Doch am nächsten Tag erinnerten neue Zahlen des Bundesrates daran, dass die Reserven in erster Linie ein technisches Instrument bleiben und dass diejenigen, die ein nach politischen Kriterien festgelegtes Korsett aufzwingen wollen, eher dem Zauberlehrling als Robin Hood nahe sind.

In seiner Antwort vom 10. Juni auf die dringliche Anfrage Lohr 22.1023 gibt der Bundesrat Auskunft über die Entwicklung der Solvenzquote zwischen 2021 und 2022. Diese Information ist für die hier behandelte Frage von entscheidender Bedeutung. So erfährt man, dass die durchschnittliche Solvenzquote der Versicherer von 207% im Jahr 2021 auf eine Spanne zwischen 140% und 170% im Jahr 2022 gesunken ist. Mit anderen Worten, es hat in nur einem Jahr einen Rückgang um circa 50 Prozentpunkte gegeben (207% auf 155%).

Darüber hinaus sollte der Grund für diesen Rückgang unsere Aufmerksamkeit auf sich ziehen. Laut der Antwort des Bundesrates ist der Grund für den Rückgang der Solvenzquote vor allem im gestiegenen versicherungstechnischen Risiko zu verorten. Daraus folgt: Die Solvenzquote ist nicht deshalb stark gesunken, weil sich die Höhe der Reserven stark verändert hat, sondern nur, weil sich einer der Parameter zur Berechnung der Solvenzquote verändert hat. Dies zeigt einmal mehr die hohe Volatilität der Solvenzquote, die neben dem versicherungstechnischen Risiko auch vom Kredit- und Marktrisiko abhängt. Wie schnell auch hier der Wind drehen kann, sehen wir aktuell.

Nachvollziehbare Begründung? Schwierig!

(AUFGABE 1) Zähl alle Risiken auf, von denen die Solvenzquote laut dem Text über die Solvenzquote abhängt.
(AUFGABE 2) Schreib den Text über die Solvenzquote nach seinem letzten Satz weiter.
Die Daten haben mit dem Text über die Solvenzquote nichts zu tun.

Gesammelte Daten
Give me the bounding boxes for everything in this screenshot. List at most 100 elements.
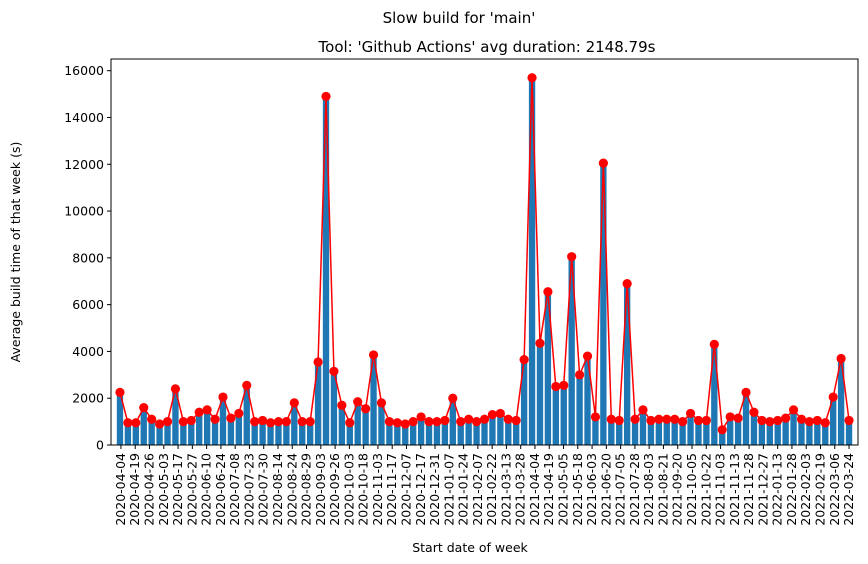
data-point [258,415,268,426]
bar [520,359,528,445]
bar [402,423,409,445]
data-point [527,73,537,83]
x-tick-label: 2020-12-31 [427,453,442,526]
bar [766,421,773,445]
data-point [535,338,545,348]
bar [124,422,132,445]
bar [188,420,195,445]
bar [782,418,789,445]
x-tick-label: 2020-09-03 [313,453,328,526]
data-point [408,417,418,427]
bar [814,420,821,445]
x-tick-label: 2020-11-03 [370,453,385,526]
data-point [321,91,331,102]
data-point [154,419,165,429]
y-tick-label: 6000 [72,297,104,312]
data-point [376,398,387,408]
bar [378,402,385,445]
data-point [273,417,284,427]
data-point [757,415,767,426]
bar [338,405,346,445]
data-point [392,418,402,428]
data-point [559,380,569,390]
bar [172,388,179,445]
data-point [234,408,244,419]
x-tick-label: 2020-05-27 [184,453,199,526]
bar [346,422,353,445]
data-point [828,392,838,402]
data-point [345,418,355,428]
x-tick-label: 2020-11-17 [384,453,399,526]
bar [536,343,544,445]
data-point [511,415,521,426]
data-point [717,425,727,435]
data-point [226,413,236,423]
data-point [741,387,751,397]
bar [489,414,496,445]
data-point [194,407,204,417]
x-tick-label: 2021-01-07 [441,453,456,526]
data-point [250,417,260,427]
data-point [709,339,719,350]
bar [774,420,781,445]
bar [283,421,290,445]
y-tick-label: 14000 [64,110,104,125]
x-tick-label: 2020-08-24 [284,453,299,526]
bar [473,421,480,445]
data-point [186,415,196,426]
y-tick-label: 4000 [72,344,104,359]
data-point [115,387,125,397]
data-point [781,413,791,423]
x-tick-label: 2020-09-26 [327,453,342,526]
bar [481,419,488,445]
data-point [337,400,347,410]
bar [576,374,583,445]
x-tick-label: 2022-03-06 [827,453,842,526]
bar [203,409,211,445]
bar [837,358,845,445]
y-tick-label: 8000 [72,250,104,265]
data-point [139,402,149,413]
bar [608,419,615,445]
bar [259,420,266,445]
data-point [456,417,466,427]
series-line [119,77,850,433]
data-point [638,405,648,415]
x-tick-label: 2020-08-29 [299,453,314,526]
x-tick-label: 2022-01-28 [784,453,799,526]
data-point [432,417,442,427]
x-tick-label: 2021-11-03 [713,453,728,526]
data-point [353,397,363,407]
bar [140,407,147,445]
bar [275,421,282,445]
data-point [630,414,640,424]
bar [497,413,504,445]
data-point [313,357,323,367]
bar [647,420,655,445]
x-tick-label: 2020-04-04 [113,453,128,526]
x-tick-label: 2021-08-21 [655,453,670,526]
bar [758,420,766,445]
x-tick-label: 2021-06-03 [584,453,599,526]
data-point [242,380,252,390]
bar [687,413,694,445]
x-tick-label: 2021-11-28 [741,453,756,526]
x-tick-label: 2021-05-05 [556,453,571,526]
bar [449,398,456,445]
data-point [281,417,291,427]
data-point [598,158,608,168]
data-point [368,350,379,360]
bar [528,77,536,445]
bar [291,402,298,445]
x-tick-label: 2021-02-07 [470,453,485,526]
data-point [479,414,490,424]
data-point [218,392,228,402]
bar [180,421,187,445]
data-point [804,417,815,427]
bar [639,409,647,445]
x-tick-label: 2020-06-10 [199,453,214,526]
plot-frame [110,58,859,446]
data-point [487,409,498,420]
x-tick-label: 2021-09-20 [670,453,685,526]
x-tick-label: 2021-10-22 [698,453,713,526]
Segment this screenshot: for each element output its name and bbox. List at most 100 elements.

(ERGEBNIS 1) versicherungstechnisches Risiko, Kreditrisiko, Marktrisiko

(ERGEBNIS 2)
Vor diesem Hintergrund ist es schwer vorstellbar, mit welcher Begründung das Parlament an der  Idee einer verbindlichen Obergrenze für die Reserven auf der Grundlage einer Solvenzquote festhalten möchte, die naturgemäss von Jahr zu Jahr erheblichen Schwankungen unterliegt. Das beste Beispiel kennen wir aus der Ära Couchepin. Er erzwang eine Nullrunde, die später mittels Reserven kompensiert werden musste. Und aus der aktuellen Zeit: Man muss sich nur vorstellen, was in diesem Jahr passiert wäre, wenn der Ausgangspunkt nicht eine durchschnittliche Solvenzquote von 207%, sondern bei einer Quote von unter 150% gewesen wäre. Ein Rückgang um 50 Prozentpunkte hätte dann zu einer Solvenzquote unterhalb der Untergrenze von 100% geführt. Die Mehrheit der Versicherer hätte sich in der Illegalität wiedergefunden und wäre gezwungen gewesen, Reserven zu äufnen, indem sie die Prämien stärker als die Kosten erhöht hätten.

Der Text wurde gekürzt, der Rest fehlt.